» **REQUIRED WORK**
Transcribe the entries below exactly; leave every image out.

[Collected data entries]
========================================================================

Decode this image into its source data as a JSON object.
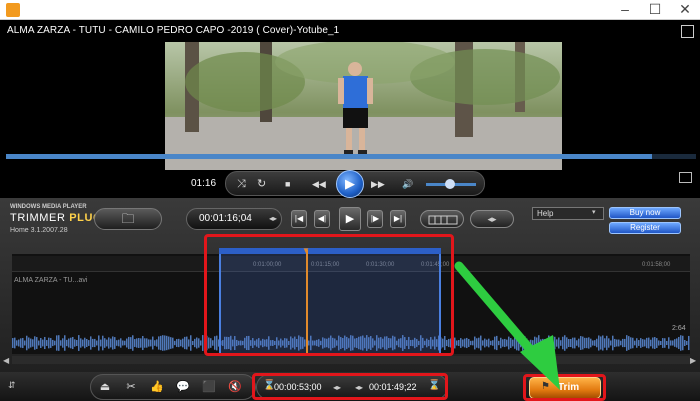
{
  "window": {
    "minimize": "–",
    "maximize": "☐",
    "close": "✕"
  },
  "video": {
    "title": "ALMA ZARZA - TUTU - CAMILO PEDRO CAPO -2019 ( Cover)-Yotube_1",
    "progress": 0.93
  },
  "player": {
    "time": "01:16",
    "buttons": {
      "shuffle": "⤨",
      "repeat": "↻",
      "stop": "■",
      "prev": "◀◀",
      "play": "▶",
      "next": "▶▶",
      "volume": "🔊"
    },
    "volume_level": 0.45
  },
  "trimmer": {
    "brand": "WINDOWS MEDIA PLAYER",
    "title_prefix": "TRIMMER",
    "title_bold": "PLUGIN",
    "version": "Home 3.1.2007.28",
    "folder_icon": "🗀",
    "current_time": "00:01:16;04",
    "time_arrows": "◂▸",
    "transport": {
      "first": "|◀",
      "step_back": "◀|",
      "play": "▶",
      "step_fwd": "|▶",
      "last": "▶|"
    },
    "waveform_toggle": "◂▸",
    "help_select": "Help",
    "buy_now": "Buy now",
    "register": "Register"
  },
  "timeline": {
    "ruler_ticks": [
      "0:01:00;00",
      "0:01:15;00",
      "0:01:30;00",
      "0:01:45;00",
      "0:01:58;00"
    ],
    "clip_label": "ALMA ZARZA - TU...avi",
    "level_value": "2:64",
    "selection_start_pct": 0.305,
    "selection_end_pct": 0.635,
    "playhead_pct": 0.435
  },
  "bottom": {
    "expand": "⇵",
    "tools": [
      "⏏",
      "✂",
      "👍",
      "💬",
      "⬛",
      "🔇"
    ],
    "start_time": "00:00:53;00",
    "end_time": "00:01:49;22",
    "arrows": "◂▸",
    "start_icon": "⌛",
    "end_icon": "⌛",
    "trim_label": "Trim",
    "trim_icon": "⚑"
  },
  "colors": {
    "accent": "#4a86c8",
    "annotation": "#e2161b",
    "arrow": "#2ecc40",
    "trim": "#e27a10"
  }
}
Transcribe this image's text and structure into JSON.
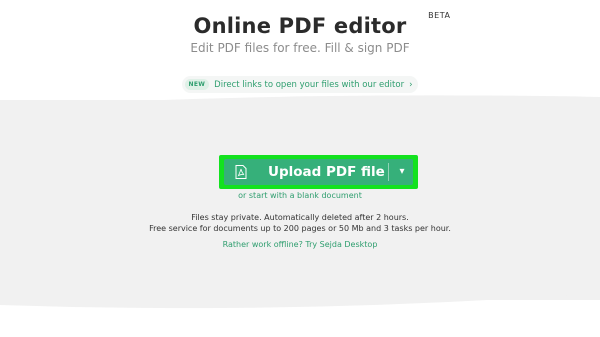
{
  "header": {
    "title": "Online PDF editor",
    "beta": "BETA",
    "subtitle": "Edit PDF files for free. Fill & sign PDF"
  },
  "news": {
    "badge": "NEW",
    "text": "Direct links to open your files with our editor",
    "chevron": "›"
  },
  "upload": {
    "label": "Upload PDF file",
    "dropdown_arrow": "▾",
    "icon": "pdf-file-icon"
  },
  "blank_link": "or start with a blank document",
  "info": {
    "line1": "Files stay private. Automatically deleted after 2 hours.",
    "line2": "Free service for documents up to 200 pages or 50 Mb and 3 tasks per hour."
  },
  "offline_link": "Rather work offline? Try Sejda Desktop",
  "colors": {
    "accent": "#36b07a",
    "highlight": "#13e21f",
    "background_band": "#f1f1f1"
  }
}
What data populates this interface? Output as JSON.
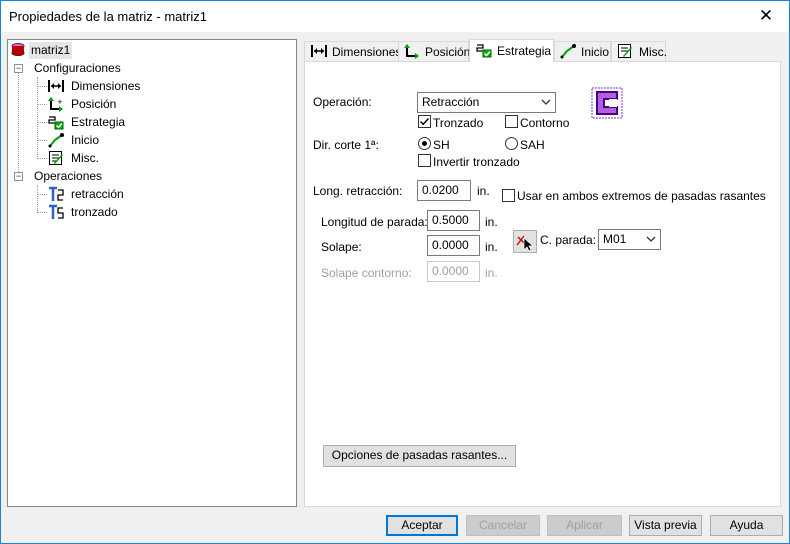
{
  "window": {
    "title": "Propiedades de la matriz - matriz1",
    "close_glyph": "✕"
  },
  "tree": {
    "root": "matriz1",
    "configuraciones": "Configuraciones",
    "config_items": [
      "Dimensiones",
      "Posición",
      "Estrategia",
      "Inicio",
      "Misc."
    ],
    "operaciones": "Operaciones",
    "op_items": [
      "retracción",
      "tronzado"
    ],
    "expander_glyph": "−"
  },
  "tabs": [
    "Dimensiones",
    "Posición",
    "Estrategia",
    "Inicio",
    "Misc."
  ],
  "active_tab": "Estrategia",
  "form": {
    "operacion_label": "Operación:",
    "operacion_value": "Retracción",
    "tronzado_label": "Tronzado",
    "tronzado_checked": true,
    "contorno_label": "Contorno",
    "contorno_checked": false,
    "dir_corte_label": "Dir. corte 1ª:",
    "sh_label": "SH",
    "sah_label": "SAH",
    "dir_selected": "SH",
    "invertir_label": "Invertir tronzado",
    "invertir_checked": false,
    "long_retraccion_label": "Long. retracción:",
    "long_retraccion_value": "0.0200",
    "unit": "in.",
    "usar_ambos_label": "Usar en ambos extremos de pasadas rasantes",
    "usar_ambos_checked": false,
    "longitud_parada_label": "Longitud de parada:",
    "longitud_parada_value": "0.5000",
    "solape_label": "Solape:",
    "solape_value": "0.0000",
    "solape_contorno_label": "Solape contorno:",
    "solape_contorno_value": "0.0000",
    "c_parada_label": "C. parada:",
    "c_parada_value": "M01",
    "opciones_button": "Opciones de pasadas rasantes..."
  },
  "buttons": {
    "aceptar": "Aceptar",
    "cancelar": "Cancelar",
    "aplicar": "Aplicar",
    "vista_previa": "Vista previa",
    "ayuda": "Ayuda"
  },
  "colors": {
    "accent": "#0078d7",
    "icon_purple": "#8a2be2",
    "icon_green": "#00a000"
  }
}
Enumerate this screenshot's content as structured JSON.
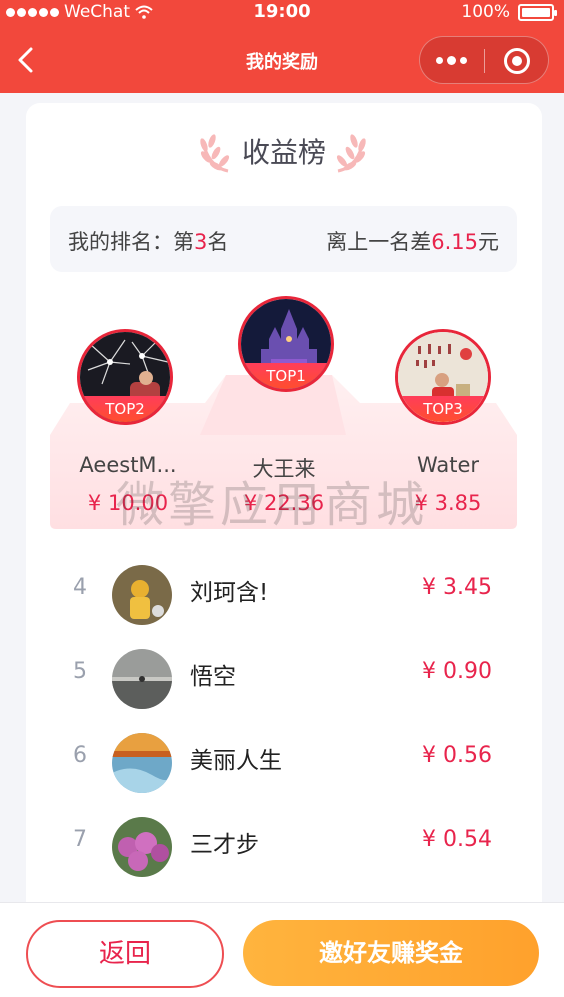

========================================================================

» **RESPONSE BELOW**
Decode this image into its source data as a JSON object.
{
  "window": {
    "minimize": "–",
    "maximize": "☐",
    "close": "✕"
  },
  "video": {
    "title": "ALMA ZARZA - TUTU - CAMILO PEDRO CAPO -2019 ( Cover)-Yotube_1",
    "progress": 0.93
  },
  "player": {
    "time": "01:16",
    "buttons": {
      "shuffle": "⤨",
      "repeat": "↻",
      "stop": "■",
      "prev": "◀◀",
      "play": "▶",
      "next": "▶▶",
      "volume": "🔊"
    },
    "volume_level": 0.45
  },
  "trimmer": {
    "brand": "WINDOWS MEDIA PLAYER",
    "title_prefix": "TRIMMER",
    "title_bold": "PLUGIN",
    "version": "Home 3.1.2007.28",
    "folder_icon": "🗀",
    "current_time": "00:01:16;04",
    "time_arrows": "◂▸",
    "transport": {
      "first": "|◀",
      "step_back": "◀|",
      "play": "▶",
      "step_fwd": "|▶",
      "last": "▶|"
    },
    "waveform_toggle": "◂▸",
    "help_select": "Help",
    "buy_now": "Buy now",
    "register": "Register"
  },
  "timeline": {
    "ruler_ticks": [
      "0:01:00;00",
      "0:01:15;00",
      "0:01:30;00",
      "0:01:45;00",
      "0:01:58;00"
    ],
    "clip_label": "ALMA ZARZA - TU...avi",
    "level_value": "2:64",
    "selection_start_pct": 0.305,
    "selection_end_pct": 0.635,
    "playhead_pct": 0.435
  },
  "bottom": {
    "expand": "⇵",
    "tools": [
      "⏏",
      "✂",
      "👍",
      "💬",
      "⬛",
      "🔇"
    ],
    "start_time": "00:00:53;00",
    "end_time": "00:01:49;22",
    "arrows": "◂▸",
    "start_icon": "⌛",
    "end_icon": "⌛",
    "trim_label": "Trim",
    "trim_icon": "⚑"
  },
  "colors": {
    "accent": "#4a86c8",
    "annotation": "#e2161b",
    "arrow": "#2ecc40",
    "trim": "#e27a10"
  }
}
Transcribe this image's text and structure into JSON.
{
  "header": {
    "title": "Online PDF editor",
    "beta": "BETA",
    "subtitle": "Edit PDF files for free. Fill & sign PDF"
  },
  "news": {
    "badge": "NEW",
    "text": "Direct links to open your files with our editor",
    "chevron": "›"
  },
  "upload": {
    "label": "Upload PDF file",
    "dropdown_arrow": "▾",
    "icon": "pdf-file-icon"
  },
  "blank_link": "or start with a blank document",
  "info": {
    "line1": "Files stay private. Automatically deleted after 2 hours.",
    "line2": "Free service for documents up to 200 pages or 50 Mb and 3 tasks per hour."
  },
  "offline_link": "Rather work offline? Try Sejda Desktop",
  "colors": {
    "accent": "#36b07a",
    "highlight": "#13e21f",
    "background_band": "#f1f1f1"
  }
}
What data populates this interface? Output as JSON.
{
  "window": {
    "title": "Propiedades de la matriz - matriz1",
    "close_glyph": "✕"
  },
  "tree": {
    "root": "matriz1",
    "configuraciones": "Configuraciones",
    "config_items": [
      "Dimensiones",
      "Posición",
      "Estrategia",
      "Inicio",
      "Misc."
    ],
    "operaciones": "Operaciones",
    "op_items": [
      "retracción",
      "tronzado"
    ],
    "expander_glyph": "−"
  },
  "tabs": [
    "Dimensiones",
    "Posición",
    "Estrategia",
    "Inicio",
    "Misc."
  ],
  "active_tab": "Estrategia",
  "form": {
    "operacion_label": "Operación:",
    "operacion_value": "Retracción",
    "tronzado_label": "Tronzado",
    "tronzado_checked": true,
    "contorno_label": "Contorno",
    "contorno_checked": false,
    "dir_corte_label": "Dir. corte 1ª:",
    "sh_label": "SH",
    "sah_label": "SAH",
    "dir_selected": "SH",
    "invertir_label": "Invertir tronzado",
    "invertir_checked": false,
    "long_retraccion_label": "Long. retracción:",
    "long_retraccion_value": "0.0200",
    "unit": "in.",
    "usar_ambos_label": "Usar en ambos extremos de pasadas rasantes",
    "usar_ambos_checked": false,
    "longitud_parada_label": "Longitud de parada:",
    "longitud_parada_value": "0.5000",
    "solape_label": "Solape:",
    "solape_value": "0.0000",
    "solape_contorno_label": "Solape contorno:",
    "solape_contorno_value": "0.0000",
    "c_parada_label": "C. parada:",
    "c_parada_value": "M01",
    "opciones_button": "Opciones de pasadas rasantes..."
  },
  "buttons": {
    "aceptar": "Aceptar",
    "cancelar": "Cancelar",
    "aplicar": "Aplicar",
    "vista_previa": "Vista previa",
    "ayuda": "Ayuda"
  },
  "colors": {
    "accent": "#0078d7",
    "icon_purple": "#8a2be2",
    "icon_green": "#00a000"
  }
}
Enumerate this screenshot's content as structured JSON.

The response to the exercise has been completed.